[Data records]
>> Start
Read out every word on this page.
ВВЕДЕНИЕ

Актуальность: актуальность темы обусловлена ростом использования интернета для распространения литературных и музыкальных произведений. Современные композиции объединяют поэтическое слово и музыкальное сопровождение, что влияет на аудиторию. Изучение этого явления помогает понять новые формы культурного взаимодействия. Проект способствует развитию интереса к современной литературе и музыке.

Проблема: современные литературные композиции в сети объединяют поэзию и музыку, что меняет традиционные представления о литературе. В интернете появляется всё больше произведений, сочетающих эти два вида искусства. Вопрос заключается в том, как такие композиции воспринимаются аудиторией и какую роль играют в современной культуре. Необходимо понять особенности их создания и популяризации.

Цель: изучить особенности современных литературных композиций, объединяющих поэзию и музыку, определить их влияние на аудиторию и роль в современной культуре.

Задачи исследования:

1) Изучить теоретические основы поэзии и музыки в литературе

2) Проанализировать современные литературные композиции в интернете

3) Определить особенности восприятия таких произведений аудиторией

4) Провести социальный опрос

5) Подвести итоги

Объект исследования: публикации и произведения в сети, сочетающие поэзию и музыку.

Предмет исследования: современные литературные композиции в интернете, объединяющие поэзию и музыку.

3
>> End
What to do: Please repeat the listing above in full and exactly.

Response below:
Read out every word on this page.
ВВЕДЕНИЕ

Актуальность: актуальность темы обусловлена ростом использования интернета для распространения литературных и музыкальных произведений. Современные композиции объединяют поэтическое слово и музыкальное сопровождение, что влияет на аудиторию. Изучение этого явления помогает понять новые формы культурного взаимодействия. Проект способствует развитию интереса к современной литературе и музыке.

Проблема: современные литературные композиции в сети объединяют поэзию и музыку, что меняет традиционные представления о литературе. В интернете появляется всё больше произведений, сочетающих эти два вида искусства. Вопрос заключается в том, как такие композиции воспринимаются аудиторией и какую роль играют в современной культуре. Необходимо понять особенности их создания и популяризации.

Цель: изучить особенности современных литературных композиций, объединяющих поэзию и музыку, определить их влияние на аудиторию и роль в современной культуре.

Задачи исследования:

1) Изучить теоретические основы поэзии и музыки в литературе

2) Проанализировать современные литературные композиции в интернете

3) Определить особенности восприятия таких произведений аудиторией

4) Провести социальный опрос

5) Подвести итоги

Объект исследования: публикации и произведения в сети, сочетающие поэзию и музыку.

Предмет исследования: современные литературные композиции в интернете, объединяющие поэзию и музыку.

3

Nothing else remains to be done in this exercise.